- [EXERCISE GOAL]: Quote the records that follow in full, leaving the pictures out.

- [DATA FOR THIS EXERCISE]:
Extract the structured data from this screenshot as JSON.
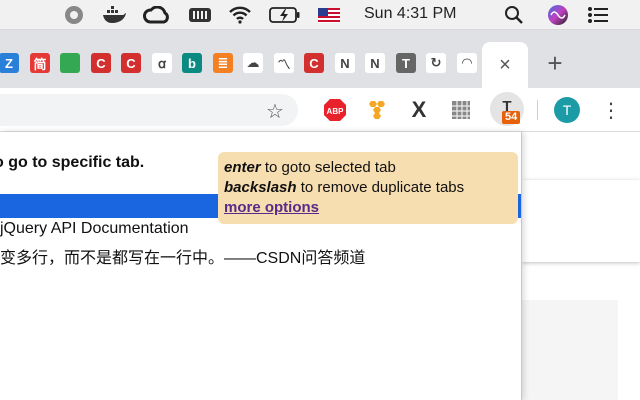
{
  "menubar": {
    "clock": "Sun 4:31 PM"
  },
  "tabs": {
    "favicons": [
      {
        "label": "Z",
        "color": "#2a7fd8"
      },
      {
        "label": "简",
        "color": "#e53935"
      },
      {
        "label": "",
        "color": "#34a853"
      },
      {
        "label": "C",
        "color": "#d32f2f"
      },
      {
        "label": "C",
        "color": "#d32f2f"
      },
      {
        "label": "ꭤ",
        "color": "#ffffff"
      },
      {
        "label": "b",
        "color": "#0a8a80"
      },
      {
        "label": "≣",
        "color": "#f48024"
      },
      {
        "label": "☁",
        "color": "#ffffff"
      },
      {
        "label": "〽",
        "color": "#ffffff"
      },
      {
        "label": "C",
        "color": "#d32f2f"
      },
      {
        "label": "N",
        "color": "#ffffff"
      },
      {
        "label": "N",
        "color": "#ffffff"
      },
      {
        "label": "T",
        "color": "#666666"
      },
      {
        "label": "↻",
        "color": "#ffffff"
      },
      {
        "label": "◠",
        "color": "#ffffff"
      }
    ],
    "close_label": "×",
    "new_tab_label": "+"
  },
  "toolbar": {
    "star": "☆",
    "extensions": {
      "abp": "ABP",
      "x": "X",
      "t": "T",
      "t_badge": "54",
      "profile": "T"
    },
    "menu": "⋮"
  },
  "popup": {
    "heading": "o go to specific tab.",
    "rows": [
      "jQuery API Documentation",
      "变多行，而不是都写在一行中。——CSDN问答频道"
    ],
    "hint": {
      "enter_key": "enter",
      "enter_text": " to goto selected tab",
      "backslash_key": "backslash",
      "backslash_text": " to remove duplicate tabs",
      "more_options": "more options"
    }
  }
}
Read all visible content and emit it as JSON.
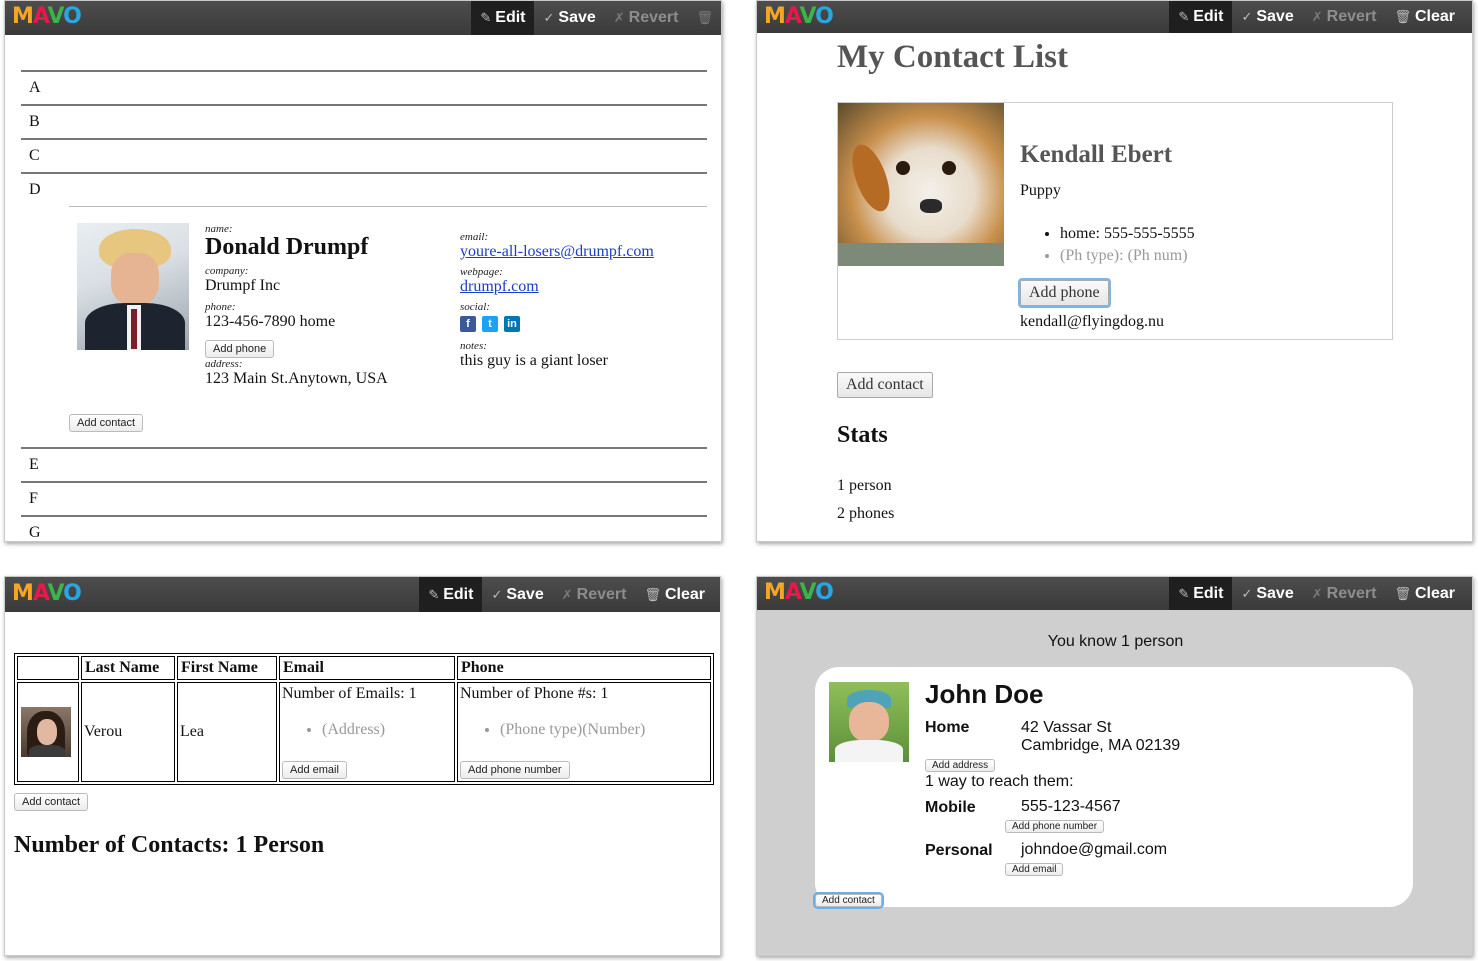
{
  "toolbar": {
    "logo_letters": [
      "M",
      "A",
      "V",
      "O"
    ],
    "edit": "Edit",
    "save": "Save",
    "revert": "Revert",
    "clear": "Clear"
  },
  "panel1": {
    "letters_top": [
      "A",
      "B",
      "C",
      "D"
    ],
    "letters_bottom": [
      "E",
      "F",
      "G"
    ],
    "contact": {
      "name_label": "name:",
      "name": "Donald Drumpf",
      "company_label": "company:",
      "company": "Drumpf Inc",
      "phone_label": "phone:",
      "phone": "123-456-7890 home",
      "add_phone": "Add phone",
      "address_label": "address:",
      "address": "123 Main St.Anytown, USA",
      "email_label": "email:",
      "email": "youre-all-losers@drumpf.com",
      "webpage_label": "webpage:",
      "webpage": "drumpf.com",
      "social_label": "social:",
      "notes_label": "notes:",
      "notes": "this guy is a giant loser"
    },
    "add_contact": "Add contact"
  },
  "panel2": {
    "title": "My Contact List",
    "contact": {
      "name": "Kendall Ebert",
      "subtitle": "Puppy",
      "phone_type": "home:",
      "phone_num": "555-555-5555",
      "ph_type_placeholder": "(Ph type)",
      "ph_num_placeholder": "(Ph num)",
      "add_phone": "Add phone",
      "email": "kendall@flyingdog.nu"
    },
    "add_contact": "Add contact",
    "stats_title": "Stats",
    "stat1": "1 person",
    "stat2": "2 phones"
  },
  "panel3": {
    "headers": [
      "",
      "Last Name",
      "First Name",
      "Email",
      "Phone"
    ],
    "row": {
      "last": "Verou",
      "first": "Lea",
      "emails_count": "Number of Emails: 1",
      "address_placeholder": "(Address)",
      "add_email": "Add email",
      "phones_count": "Number of Phone #s: 1",
      "phone_type_placeholder": "(Phone type)",
      "number_placeholder": "(Number)",
      "add_phone_number": "Add phone number"
    },
    "add_contact": "Add contact",
    "summary": "Number of Contacts: 1 Person"
  },
  "panel4": {
    "know": "You know 1 person",
    "name": "John Doe",
    "home_label": "Home",
    "address_line1": "42 Vassar St",
    "address_line2": "Cambridge, MA 02139",
    "add_address": "Add address",
    "ways": "1 way to reach them:",
    "mobile_label": "Mobile",
    "mobile": "555-123-4567",
    "add_phone_number": "Add phone number",
    "personal_label": "Personal",
    "email": "johndoe@gmail.com",
    "add_email": "Add email",
    "add_contact": "Add contact"
  }
}
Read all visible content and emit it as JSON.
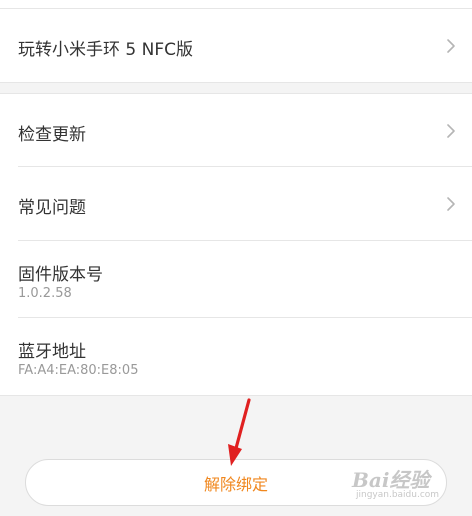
{
  "top_group": {
    "guide_label": "玩转小米手环 5 NFC版"
  },
  "info_group": {
    "update_label": "检查更新",
    "faq_label": "常见问题",
    "firmware_label": "固件版本号",
    "firmware_value": "1.0.2.58",
    "bluetooth_label": "蓝牙地址",
    "bluetooth_value": "FA:A4:EA:80:E8:05"
  },
  "unbind": {
    "label": "解除绑定",
    "color": "#f0871e"
  },
  "icons": {
    "chevron": "chevron-right-icon",
    "arrow": "red-arrow-annotation"
  },
  "watermark": {
    "main": "Bai经验",
    "sub": "jingyan.baidu.com"
  }
}
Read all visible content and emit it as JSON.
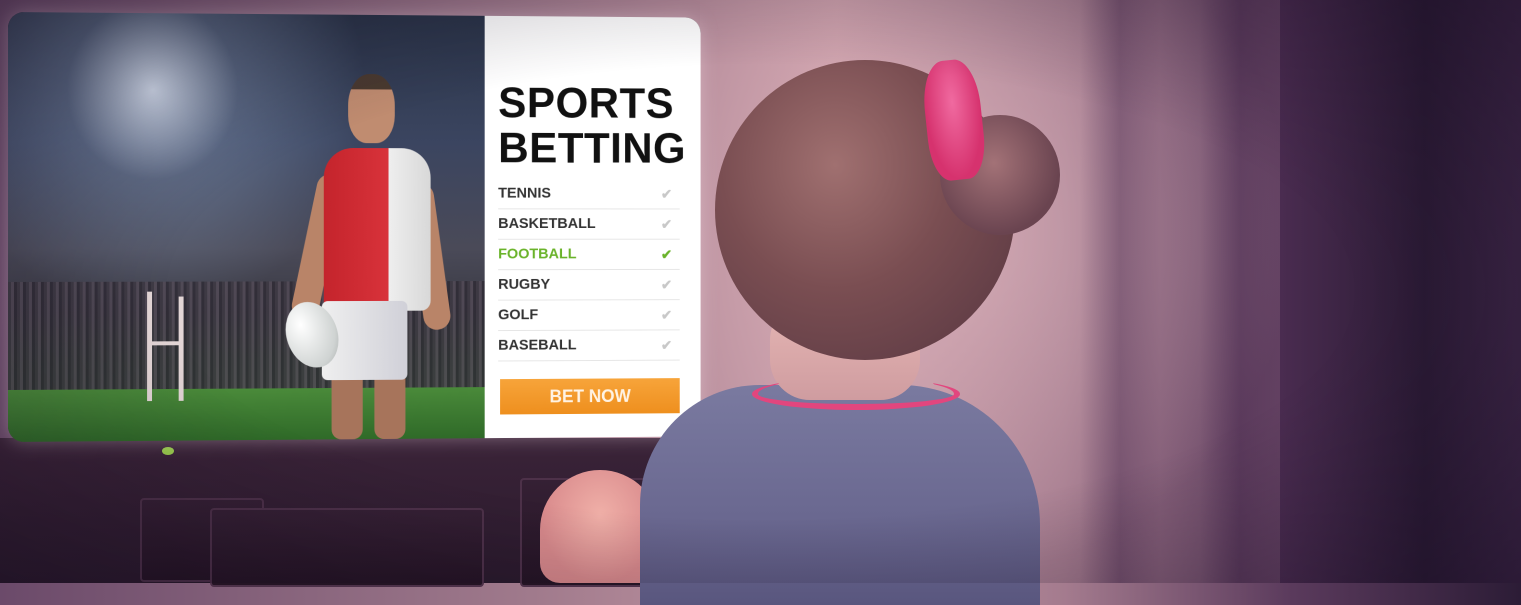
{
  "ad": {
    "title": "SPORTS\nBETTING",
    "menu": [
      {
        "label": "TENNIS",
        "checked": false
      },
      {
        "label": "BASKETBALL",
        "checked": false
      },
      {
        "label": "FOOTBALL",
        "checked": true
      },
      {
        "label": "RUGBY",
        "checked": false
      },
      {
        "label": "GOLF",
        "checked": false
      },
      {
        "label": "BASEBALL",
        "checked": false
      }
    ],
    "cta": "BET NOW",
    "check_glyph": "✔",
    "accent_color": "#6ab32a",
    "button_color": "#f0962a"
  },
  "icons": {
    "check": "check-icon"
  }
}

- [WORKED SOLUTION]:
Extract the structured data from this screenshot as JSON.
{
  "menubar": {
    "clock": "Sun 4:31 PM"
  },
  "tabs": {
    "favicons": [
      {
        "label": "Z",
        "color": "#2a7fd8"
      },
      {
        "label": "简",
        "color": "#e53935"
      },
      {
        "label": "",
        "color": "#34a853"
      },
      {
        "label": "C",
        "color": "#d32f2f"
      },
      {
        "label": "C",
        "color": "#d32f2f"
      },
      {
        "label": "ꭤ",
        "color": "#ffffff"
      },
      {
        "label": "b",
        "color": "#0a8a80"
      },
      {
        "label": "≣",
        "color": "#f48024"
      },
      {
        "label": "☁",
        "color": "#ffffff"
      },
      {
        "label": "〽",
        "color": "#ffffff"
      },
      {
        "label": "C",
        "color": "#d32f2f"
      },
      {
        "label": "N",
        "color": "#ffffff"
      },
      {
        "label": "N",
        "color": "#ffffff"
      },
      {
        "label": "T",
        "color": "#666666"
      },
      {
        "label": "↻",
        "color": "#ffffff"
      },
      {
        "label": "◠",
        "color": "#ffffff"
      }
    ],
    "close_label": "×",
    "new_tab_label": "+"
  },
  "toolbar": {
    "star": "☆",
    "extensions": {
      "abp": "ABP",
      "x": "X",
      "t": "T",
      "t_badge": "54",
      "profile": "T"
    },
    "menu": "⋮"
  },
  "popup": {
    "heading": "o go to specific tab.",
    "rows": [
      "jQuery API Documentation",
      "变多行，而不是都写在一行中。——CSDN问答频道"
    ],
    "hint": {
      "enter_key": "enter",
      "enter_text": " to goto selected tab",
      "backslash_key": "backslash",
      "backslash_text": " to remove duplicate tabs",
      "more_options": "more options"
    }
  }
}
Read all visible content and emit it as JSON.
{
  "toolbar": {
    "logo_letters": [
      "M",
      "A",
      "V",
      "O"
    ],
    "edit": "Edit",
    "save": "Save",
    "revert": "Revert",
    "clear": "Clear"
  },
  "panel1": {
    "letters_top": [
      "A",
      "B",
      "C",
      "D"
    ],
    "letters_bottom": [
      "E",
      "F",
      "G"
    ],
    "contact": {
      "name_label": "name:",
      "name": "Donald Drumpf",
      "company_label": "company:",
      "company": "Drumpf Inc",
      "phone_label": "phone:",
      "phone": "123-456-7890 home",
      "add_phone": "Add phone",
      "address_label": "address:",
      "address": "123 Main St.Anytown, USA",
      "email_label": "email:",
      "email": "youre-all-losers@drumpf.com",
      "webpage_label": "webpage:",
      "webpage": "drumpf.com",
      "social_label": "social:",
      "notes_label": "notes:",
      "notes": "this guy is a giant loser"
    },
    "add_contact": "Add contact"
  },
  "panel2": {
    "title": "My Contact List",
    "contact": {
      "name": "Kendall Ebert",
      "subtitle": "Puppy",
      "phone_type": "home:",
      "phone_num": "555-555-5555",
      "ph_type_placeholder": "(Ph type)",
      "ph_num_placeholder": "(Ph num)",
      "add_phone": "Add phone",
      "email": "kendall@flyingdog.nu"
    },
    "add_contact": "Add contact",
    "stats_title": "Stats",
    "stat1": "1 person",
    "stat2": "2 phones"
  },
  "panel3": {
    "headers": [
      "",
      "Last Name",
      "First Name",
      "Email",
      "Phone"
    ],
    "row": {
      "last": "Verou",
      "first": "Lea",
      "emails_count": "Number of Emails: 1",
      "address_placeholder": "(Address)",
      "add_email": "Add email",
      "phones_count": "Number of Phone #s: 1",
      "phone_type_placeholder": "(Phone type)",
      "number_placeholder": "(Number)",
      "add_phone_number": "Add phone number"
    },
    "add_contact": "Add contact",
    "summary": "Number of Contacts: 1 Person"
  },
  "panel4": {
    "know": "You know 1 person",
    "name": "John Doe",
    "home_label": "Home",
    "address_line1": "42 Vassar St",
    "address_line2": "Cambridge, MA 02139",
    "add_address": "Add address",
    "ways": "1 way to reach them:",
    "mobile_label": "Mobile",
    "mobile": "555-123-4567",
    "add_phone_number": "Add phone number",
    "personal_label": "Personal",
    "email": "johndoe@gmail.com",
    "add_email": "Add email",
    "add_contact": "Add contact"
  }
}
Read all visible content and emit it as JSON.
{
  "top_group": {
    "guide_label": "玩转小米手环 5 NFC版"
  },
  "info_group": {
    "update_label": "检查更新",
    "faq_label": "常见问题",
    "firmware_label": "固件版本号",
    "firmware_value": "1.0.2.58",
    "bluetooth_label": "蓝牙地址",
    "bluetooth_value": "FA:A4:EA:80:E8:05"
  },
  "unbind": {
    "label": "解除绑定",
    "color": "#f0871e"
  },
  "icons": {
    "chevron": "chevron-right-icon",
    "arrow": "red-arrow-annotation"
  },
  "watermark": {
    "main": "Bai经验",
    "sub": "jingyan.baidu.com"
  }
}
Read all visible content and emit it as JSON.
{
  "ad": {
    "title": "SPORTS\nBETTING",
    "menu": [
      {
        "label": "TENNIS",
        "checked": false
      },
      {
        "label": "BASKETBALL",
        "checked": false
      },
      {
        "label": "FOOTBALL",
        "checked": true
      },
      {
        "label": "RUGBY",
        "checked": false
      },
      {
        "label": "GOLF",
        "checked": false
      },
      {
        "label": "BASEBALL",
        "checked": false
      }
    ],
    "cta": "BET NOW",
    "check_glyph": "✔",
    "accent_color": "#6ab32a",
    "button_color": "#f0962a"
  },
  "icons": {
    "check": "check-icon"
  }
}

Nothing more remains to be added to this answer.